Given information:
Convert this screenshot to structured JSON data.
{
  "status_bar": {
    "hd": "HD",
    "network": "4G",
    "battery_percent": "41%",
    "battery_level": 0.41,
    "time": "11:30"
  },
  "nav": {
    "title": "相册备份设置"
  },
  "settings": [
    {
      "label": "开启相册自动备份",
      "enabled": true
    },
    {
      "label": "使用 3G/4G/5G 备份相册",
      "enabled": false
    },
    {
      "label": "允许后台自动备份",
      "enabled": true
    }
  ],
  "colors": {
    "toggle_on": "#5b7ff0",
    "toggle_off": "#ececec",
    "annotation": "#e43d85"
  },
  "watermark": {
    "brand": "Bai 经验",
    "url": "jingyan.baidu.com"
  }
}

Your task: Each line of the material above must be retyped precisely.

Output below:
Convert this screenshot to structured JSON data.
{
  "status_bar": {
    "hd": "HD",
    "network": "4G",
    "battery_percent": "41%",
    "battery_level": 0.41,
    "time": "11:30"
  },
  "nav": {
    "title": "相册备份设置"
  },
  "settings": [
    {
      "label": "开启相册自动备份",
      "enabled": true
    },
    {
      "label": "使用 3G/4G/5G 备份相册",
      "enabled": false
    },
    {
      "label": "允许后台自动备份",
      "enabled": true
    }
  ],
  "colors": {
    "toggle_on": "#5b7ff0",
    "toggle_off": "#ececec",
    "annotation": "#e43d85"
  },
  "watermark": {
    "brand": "Bai 经验",
    "url": "jingyan.baidu.com"
  }
}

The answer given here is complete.